Get into the testing mindset by diagramming your data

Cartoon of a stick figure character looking at a chalkboard with a data diagram on it

I drew a chalkboard instead of a whiteboard in this cartoon because it feels more lyrical and poetic to me.

Sometimes we can get a better notion of testing ideas by forcing ourselves to look at the problem through something other than the code.

I often think of data in terms of shapes. Especially for structures like trees and graphs. Most graph based data structures have infinite possible combinations, which we immediately want to reduce to risky, meaningful, and interesting equivalence classes. The trick is finding the true boundaries of equivalence. That is where the shapes come in.

At this point, I start drawing. This article is a diary of me doing that this morning.

Let’s think about testing this tool I am writing

I am in the middle of writing a test specification for a tool I am working on. Yesterday I was adding basic functionality and the tests I created were unit tests, all very confirmatory, all simple checks.

I wanted to step away from the coding and start considering the problem from a little bit of distance. Rather than guide the next check based on my whitebox view of the code, I wanted to consider the method under test based on its inputs.

I have been working on this document for about two hours, trying to organize my thinking. It is very rough, doesn’t even have test ideas or test cases described yet. It has some pictures, and some analysis of data for the inputs. That part is still incomplete, but I thought it would be interesting to catch the planning process in its rough shape.

Diagramming the problem with pictures

I created a diagram of the method under test DataMaker.getRandomExample() using the DOT language. The image is a bit dense, but the nice thing about DOT images is the diagrams are all text based, which makes it easier to change them and focus on smaller sections. This image serves no other purpose than to help me think.

• _Task statement_
Please rewrite the part of the article on diagramming data that opens with the words "I drew a chalkboard" and closes with "that this morning.", substituting "patterns" for "shapes". These entries come from a different source.

(Layout records)
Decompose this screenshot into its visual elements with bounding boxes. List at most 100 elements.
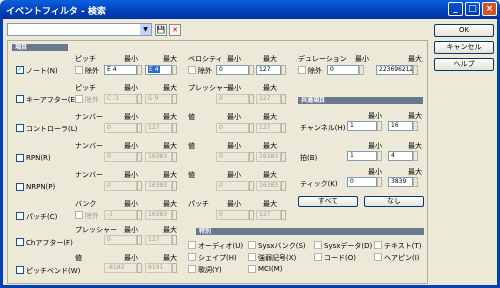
patch-patch-min-input[interactable]: 0 — [216, 210, 249, 220]
duration-min-spinner[interactable] — [359, 65, 364, 75]
channel-max-input[interactable]: 16 — [388, 121, 413, 131]
bend-min-input[interactable]: -8192 — [104, 263, 137, 273]
keyaft-pressure-max-input[interactable]: 127 — [256, 94, 281, 104]
ok-button[interactable]: OK — [434, 24, 494, 37]
velocity-min-input[interactable]: 0 — [216, 65, 249, 75]
delete-preset-button[interactable]: ✕ — [169, 24, 181, 36]
nrpn-number-max-spinner[interactable] — [172, 181, 177, 191]
tick-max-spinner[interactable] — [413, 177, 418, 187]
minimize-button[interactable]: _ — [448, 2, 463, 16]
bend-min-spinner[interactable] — [137, 263, 142, 273]
nrpn-number-min-spinner[interactable] — [137, 181, 142, 191]
bend-checkbox[interactable] — [16, 266, 24, 274]
chaft-min-input[interactable]: 0 — [104, 235, 137, 245]
rpn-value-min-input[interactable]: 0 — [216, 152, 249, 162]
sysxdata-checkbox[interactable] — [314, 241, 322, 249]
control-value-min-spinner[interactable] — [249, 123, 254, 133]
note-pitch-min-input[interactable]: E 4 — [104, 65, 137, 75]
beat-min-spinner[interactable] — [377, 151, 382, 161]
patch-bank-max-input[interactable]: 16383 — [145, 210, 172, 220]
close-window-button[interactable]: × — [482, 2, 497, 16]
audio-checkbox[interactable] — [188, 241, 196, 249]
rpn-value-max-input[interactable]: 16383 — [256, 152, 281, 162]
tick-max-input[interactable]: 3839 — [388, 177, 413, 187]
control-number-max-spinner[interactable] — [172, 123, 177, 133]
expr-checkbox[interactable] — [248, 253, 256, 261]
keyaft-pressure-max-spinner[interactable] — [281, 94, 286, 104]
nrpn-number-max-input[interactable]: 16383 — [145, 181, 172, 191]
tick-min-spinner[interactable] — [377, 177, 382, 187]
rpn-number-max-input[interactable]: 16383 — [145, 152, 172, 162]
chaft-checkbox[interactable] — [16, 238, 24, 246]
nrpn-checkbox[interactable] — [16, 183, 24, 191]
keyaft-pitch-min-spinner[interactable] — [137, 94, 142, 104]
nrpn-number-min-input[interactable]: 0 — [104, 181, 137, 191]
patch-patch-max-input[interactable]: 127 — [256, 210, 281, 220]
note-pitch-min-spinner[interactable] — [137, 65, 142, 75]
nrpn-value-max-spinner[interactable] — [281, 181, 286, 191]
keyaft-pressure-min-spinner[interactable] — [249, 94, 254, 104]
select-none-button[interactable]: なし — [364, 196, 424, 207]
duration-max-input[interactable]: 223696212 — [376, 65, 413, 75]
patch-patch-min-spinner[interactable] — [249, 210, 254, 220]
velocity-exclude-checkbox[interactable] — [188, 66, 196, 74]
patch-bank-min-spinner[interactable] — [137, 210, 142, 220]
channel-max-spinner[interactable] — [413, 121, 418, 131]
patch-bank-max-spinner[interactable] — [172, 210, 177, 220]
control-value-max-spinner[interactable] — [281, 123, 286, 133]
chaft-min-spinner[interactable] — [137, 235, 142, 245]
chaft-max-spinner[interactable] — [172, 235, 177, 245]
nrpn-value-max-input[interactable]: 16383 — [256, 181, 281, 191]
duration-max-spinner[interactable] — [413, 65, 418, 75]
rpn-value-max-spinner[interactable] — [281, 152, 286, 162]
note-exclude-checkbox[interactable] — [75, 66, 83, 74]
keyaft-pitch-max-input[interactable]: G 9 — [145, 94, 172, 104]
cancel-button[interactable]: キャンセル — [434, 41, 494, 54]
bend-max-input[interactable]: 8191 — [145, 263, 172, 273]
mci-checkbox[interactable] — [248, 265, 256, 273]
velocity-max-input[interactable]: 127 — [256, 65, 281, 75]
note-checkbox[interactable]: ✓ — [16, 66, 24, 74]
sysxbank-checkbox[interactable] — [248, 241, 256, 249]
select-all-button[interactable]: すべて — [298, 196, 358, 207]
keyaft-pressure-min-input[interactable]: 0 — [216, 94, 249, 104]
rpn-checkbox[interactable] — [16, 154, 24, 162]
lyric-checkbox[interactable] — [188, 265, 196, 273]
duration-min-input[interactable]: 0 — [327, 65, 359, 75]
channel-min-input[interactable]: 1 — [347, 121, 377, 131]
duration-exclude-checkbox[interactable] — [298, 66, 306, 74]
control-value-max-input[interactable]: 127 — [256, 123, 281, 133]
beat-max-spinner[interactable] — [413, 151, 418, 161]
control-value-min-input[interactable]: 0 — [216, 123, 249, 133]
patch-patch-max-spinner[interactable] — [281, 210, 286, 220]
control-number-min-input[interactable]: 0 — [104, 123, 137, 133]
keyaft-checkbox[interactable] — [16, 95, 24, 103]
patch-exclude-checkbox[interactable] — [75, 211, 83, 219]
text-checkbox[interactable] — [374, 241, 382, 249]
preset-combo[interactable]: ▼ — [7, 23, 152, 36]
velocity-min-spinner[interactable] — [249, 65, 254, 75]
rpn-number-max-spinner[interactable] — [172, 152, 177, 162]
beat-min-input[interactable]: 1 — [347, 151, 377, 161]
rpn-value-min-spinner[interactable] — [249, 152, 254, 162]
hairpin-checkbox[interactable] — [374, 253, 382, 261]
chaft-max-input[interactable]: 127 — [145, 235, 172, 245]
control-number-min-spinner[interactable] — [137, 123, 142, 133]
maximize-button[interactable]: □ — [465, 2, 480, 16]
chevron-down-icon[interactable]: ▼ — [140, 24, 151, 35]
save-preset-button[interactable]: 💾 — [155, 24, 167, 36]
nrpn-value-min-input[interactable]: 0 — [216, 181, 249, 191]
bend-max-spinner[interactable] — [172, 263, 177, 273]
beat-max-input[interactable]: 4 — [388, 151, 413, 161]
note-pitch-max-spinner[interactable] — [172, 65, 177, 75]
control-checkbox[interactable] — [16, 124, 24, 132]
keyaft-pitch-max-spinner[interactable] — [172, 94, 177, 104]
chord-checkbox[interactable] — [314, 253, 322, 261]
velocity-max-spinner[interactable] — [281, 65, 286, 75]
rpn-number-min-input[interactable]: 0 — [104, 152, 137, 162]
help-button[interactable]: ヘルプ — [434, 58, 494, 71]
tick-min-input[interactable]: 0 — [347, 177, 377, 187]
shape-checkbox[interactable] — [188, 253, 196, 261]
note-pitch-max-input[interactable]: E 4 — [145, 65, 172, 75]
nrpn-value-min-spinner[interactable] — [249, 181, 254, 191]
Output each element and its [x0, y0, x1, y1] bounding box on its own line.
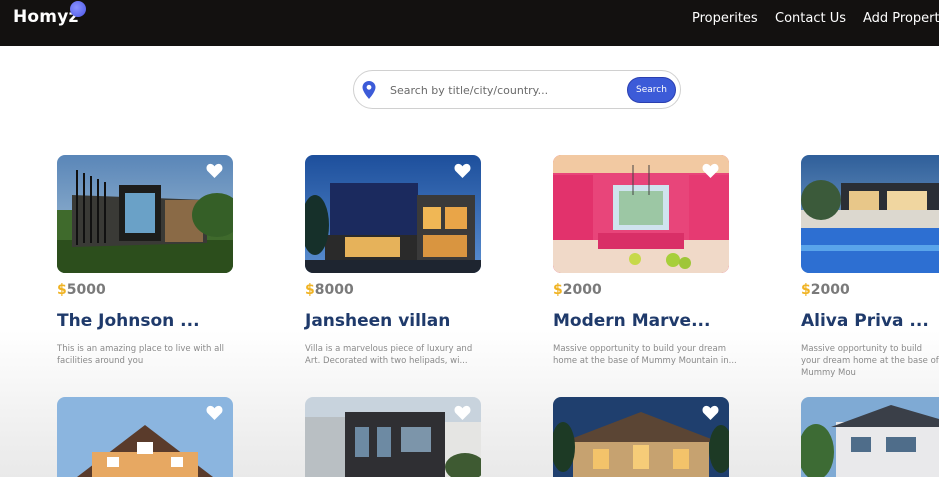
property-image[interactable]	[57, 397, 233, 477]
nav-link-properties[interactable]: Properites	[692, 11, 758, 26]
top-navbar: Homyz Properites Contact Us Add Property	[0, 0, 939, 46]
property-title[interactable]: Modern Marve...	[553, 311, 710, 331]
property-price: $8000	[305, 282, 354, 298]
search-button[interactable]: Search	[627, 77, 676, 103]
heart-icon[interactable]	[702, 405, 719, 420]
property-title[interactable]: The Johnson ...	[57, 311, 200, 331]
search-bar: Search	[353, 70, 681, 109]
property-image[interactable]	[553, 155, 729, 273]
property-image[interactable]	[801, 155, 939, 273]
property-title[interactable]: Jansheen villan	[305, 311, 450, 331]
property-image[interactable]	[305, 397, 481, 477]
heart-icon[interactable]	[206, 163, 223, 178]
search-input[interactable]	[390, 79, 620, 101]
heart-icon[interactable]	[206, 405, 223, 420]
property-image[interactable]	[57, 155, 233, 273]
main-nav: Properites Contact Us Add Property	[0, 11, 939, 31]
property-image[interactable]	[553, 397, 729, 477]
nav-link-contact-us[interactable]: Contact Us	[775, 11, 846, 26]
property-image[interactable]	[801, 397, 939, 477]
heart-icon[interactable]	[454, 163, 471, 178]
property-description: Massive opportunity to build your dream …	[801, 344, 939, 378]
heart-icon[interactable]	[702, 163, 719, 178]
heart-icon[interactable]	[454, 405, 471, 420]
property-description: This is an amazing place to live with al…	[57, 344, 225, 366]
nav-link-add-property[interactable]: Add Property	[863, 11, 939, 26]
property-description: Villa is a marvelous piece of luxury and…	[305, 344, 473, 366]
location-pin-icon	[362, 81, 376, 99]
property-price: $2000	[801, 282, 850, 298]
property-description: Massive opportunity to build your dream …	[553, 344, 737, 366]
property-price: $5000	[57, 282, 106, 298]
property-image[interactable]	[305, 155, 481, 273]
property-title[interactable]: Aliva Priva ...	[801, 311, 929, 331]
property-price: $2000	[553, 282, 602, 298]
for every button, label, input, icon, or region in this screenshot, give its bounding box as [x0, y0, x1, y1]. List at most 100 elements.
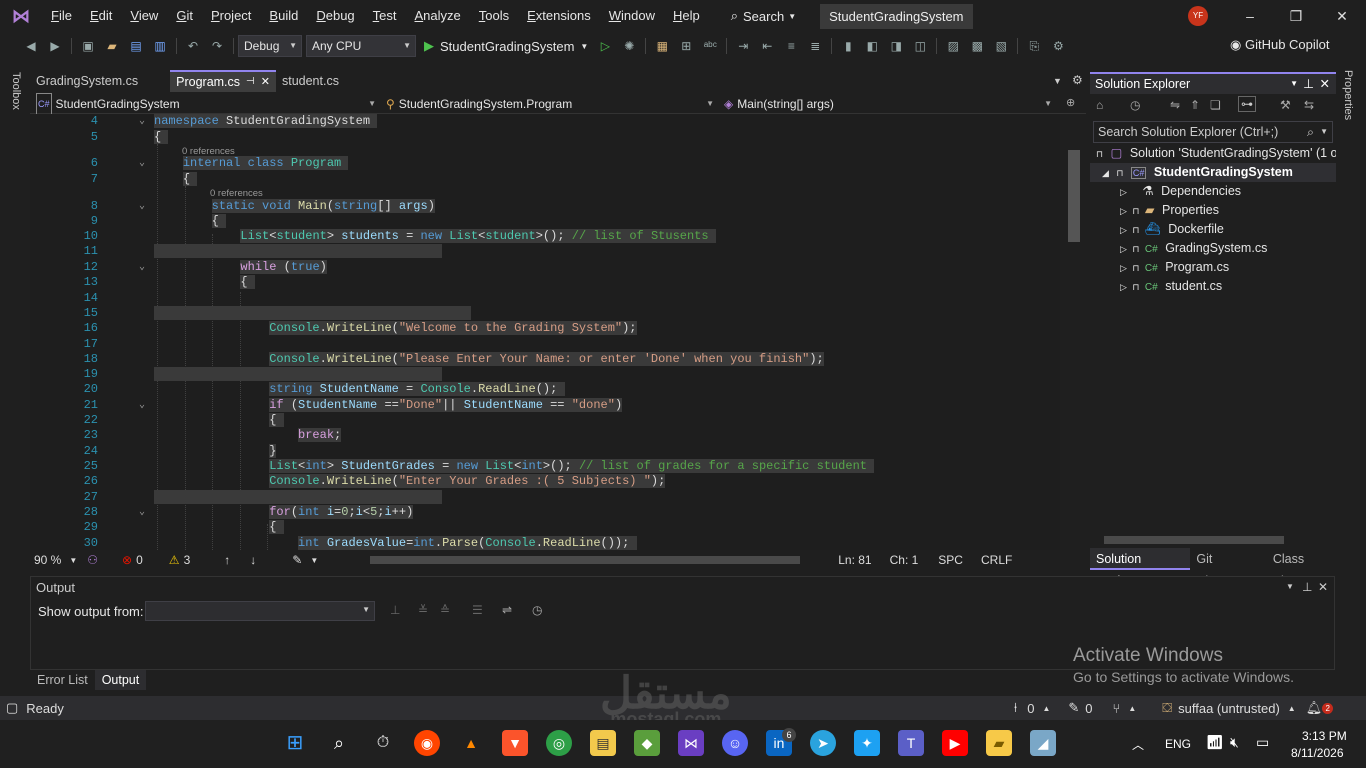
discord-icon[interactable]: ☺: [722, 730, 748, 756]
menu-view[interactable]: View: [121, 0, 167, 32]
code-editor[interactable]: 4 ⌄ namespace StudentGradingSystem 5{ 0 re…: [30, 114, 1060, 550]
word-wrap-icon[interactable]: ⇌: [502, 603, 512, 617]
whitespace-mode[interactable]: SPC: [938, 553, 963, 567]
next-message-icon[interactable]: ≙: [440, 603, 450, 617]
stopwatch-icon[interactable]: ⏱: [370, 730, 396, 756]
bookmark-icon[interactable]: ▮: [839, 37, 857, 55]
open-folder-icon[interactable]: ▰: [103, 37, 121, 55]
line-ending[interactable]: CRLF: [981, 553, 1012, 567]
uncomment-icon[interactable]: ≣: [806, 37, 824, 55]
youtube-icon[interactable]: ▶: [942, 730, 968, 756]
layout-icon[interactable]: ⊞: [677, 37, 695, 55]
se-horizontal-scrollbar[interactable]: [1104, 536, 1284, 544]
tab-gradingsystem[interactable]: GradingSystem.cs: [30, 70, 144, 92]
preview-icon[interactable]: ⇆: [1304, 98, 1314, 112]
close-icon[interactable]: ✕: [1318, 580, 1328, 594]
platform-select[interactable]: Any CPU ▼: [306, 35, 416, 57]
solution-search-input[interactable]: Search Solution Explorer (Ctrl+;) ⌕ ▼: [1093, 121, 1333, 143]
find-message-icon[interactable]: ⊥: [390, 603, 400, 617]
tab-output[interactable]: Output: [94, 670, 147, 690]
tree-item-program[interactable]: ▷ ⊓ C# Program.cs: [1090, 258, 1336, 277]
prev-bookmark-icon[interactable]: ◧: [863, 37, 881, 55]
line-number[interactable]: Ln: 81: [838, 553, 871, 567]
output-source-select[interactable]: ▼: [145, 601, 375, 621]
search-button[interactable]: ⌕ Search ▼: [723, 8, 804, 24]
class-dropdown[interactable]: ⚲ StudentGradingSystem.Program ▼: [380, 94, 718, 114]
github-copilot-button[interactable]: ◉ GitHub Copilot: [1230, 37, 1330, 53]
arrow-down-icon[interactable]: ↓: [250, 553, 256, 567]
battery-icon[interactable]: ▭: [1256, 734, 1269, 751]
close-icon[interactable]: ✕: [261, 71, 270, 93]
comment-icon[interactable]: ≡: [782, 37, 800, 55]
menu-extensions[interactable]: Extensions: [518, 0, 600, 32]
menu-help[interactable]: Help: [664, 0, 709, 32]
performance-icon[interactable]: ▩: [968, 37, 986, 55]
folder-view-icon[interactable]: ▦: [653, 37, 671, 55]
undo-icon[interactable]: ↶: [184, 37, 202, 55]
clear-bookmarks-icon[interactable]: ◫: [911, 37, 929, 55]
start-icon[interactable]: ⊞: [282, 730, 308, 756]
member-dropdown[interactable]: ◈ Main(string[] args) ▼: [718, 94, 1056, 114]
menu-tools[interactable]: Tools: [470, 0, 518, 32]
visual-studio-icon[interactable]: ⋈: [678, 730, 704, 756]
tree-item-properties[interactable]: ▷ ⊓ ▰ Properties: [1090, 201, 1336, 220]
commits-count[interactable]: 0: [1027, 701, 1034, 716]
tab-student[interactable]: student.cs: [276, 70, 345, 92]
chevron-up-icon[interactable]: ︿: [1132, 736, 1144, 753]
tab-program[interactable]: Program.cs ⊣ ✕: [170, 70, 276, 92]
menu-edit[interactable]: Edit: [81, 0, 121, 32]
live-share-icon[interactable]: ⎘: [1025, 37, 1043, 55]
app-icon-2[interactable]: ◢: [1030, 730, 1056, 756]
save-all-icon[interactable]: ▥: [151, 37, 169, 55]
avatar[interactable]: YF: [1188, 6, 1208, 26]
intellicode-icon[interactable]: ⚇: [87, 553, 98, 567]
file-explorer-icon[interactable]: ▰: [986, 730, 1012, 756]
profiler-icon[interactable]: ▧: [992, 37, 1010, 55]
chevron-up-icon[interactable]: ▲: [1042, 704, 1050, 713]
tab-class-view[interactable]: Class View: [1267, 548, 1336, 588]
tab-list-dropdown-icon[interactable]: ▼: [1053, 76, 1062, 86]
vlc-icon[interactable]: ▲: [458, 730, 484, 756]
menu-analyze[interactable]: Analyze: [406, 0, 470, 32]
notification-bell-icon[interactable]: 🔔︎: [1306, 700, 1323, 716]
wifi-icon[interactable]: 📶︎: [1206, 734, 1224, 751]
visual-studio-logo-icon[interactable]: ⋈: [10, 5, 32, 27]
collapse-icon[interactable]: ⇑: [1190, 98, 1200, 112]
tab-error-list[interactable]: Error List: [30, 670, 95, 690]
warning-count[interactable]: 3: [184, 553, 191, 567]
search-icon[interactable]: ⌕: [326, 730, 352, 756]
clock-date[interactable]: 8/11/2026: [1291, 746, 1344, 760]
new-project-icon[interactable]: ▣: [79, 37, 97, 55]
filter-icon[interactable]: ⊶: [1238, 96, 1256, 112]
twitter-icon[interactable]: ✦: [854, 730, 880, 756]
codelens-references[interactable]: 0 references: [210, 188, 263, 199]
close-icon[interactable]: ✕: [1320, 74, 1330, 94]
reddit-icon[interactable]: ◉: [414, 730, 440, 756]
prev-message-icon[interactable]: ≚: [418, 603, 428, 617]
show-all-icon[interactable]: ❏: [1210, 98, 1221, 112]
settings-gear-icon[interactable]: ⚙: [1072, 73, 1083, 87]
menu-project[interactable]: Project: [202, 0, 260, 32]
menu-git[interactable]: Git: [167, 0, 202, 32]
tree-project[interactable]: ◢ ⊓ C# StudentGradingSystem: [1090, 163, 1336, 182]
app-icon[interactable]: ◆: [634, 730, 660, 756]
start-debugging-button[interactable]: ▶ StudentGradingSystem ▼: [424, 38, 588, 54]
toolbox-tab[interactable]: Toolbox: [10, 72, 22, 110]
pin-icon[interactable]: ⊣: [246, 71, 255, 93]
menu-test[interactable]: Test: [364, 0, 406, 32]
split-editor-icon[interactable]: ⊕: [1066, 96, 1075, 109]
close-icon[interactable]: ✕: [1332, 6, 1352, 26]
clear-all-icon[interactable]: ☰: [472, 603, 483, 617]
edits-count[interactable]: 0: [1085, 701, 1092, 716]
home-icon[interactable]: ⌂: [1096, 98, 1103, 112]
horizontal-scrollbar[interactable]: [370, 556, 800, 564]
brave-icon[interactable]: ▼: [502, 730, 528, 756]
arrow-up-icon[interactable]: ↑: [224, 553, 230, 567]
history-icon[interactable]: ◷: [1130, 98, 1140, 112]
chevron-up-icon[interactable]: ▲: [1288, 704, 1296, 713]
project-dropdown[interactable]: C# StudentGradingSystem ▼: [30, 93, 380, 115]
tools-icon[interactable]: ⚙: [1049, 37, 1067, 55]
column-number[interactable]: Ch: 1: [890, 553, 919, 567]
tree-item-dependencies[interactable]: ▷ ⚗ Dependencies: [1090, 182, 1336, 201]
pin-icon[interactable]: ⊥: [1302, 580, 1312, 594]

• _The response_
I drew a chalkboard instead of a whiteboard in this cartoon because it feels more lyrical and poetic to me.

Sometimes we can get a better notion of testing ideas by forcing ourselves to look at the problem through something other than the code.

I often think of data in terms of patterns. Especially for structures like trees and graphs. Most graph based data structures have infinite possible combinations, which we immediately want to reduce to risky, meaningful, and interesting equivalence classes. The trick is finding the true boundaries of equivalence. That is where the patterns come in.

At this point, I start drawing. This article is a diary of me doing that this morning.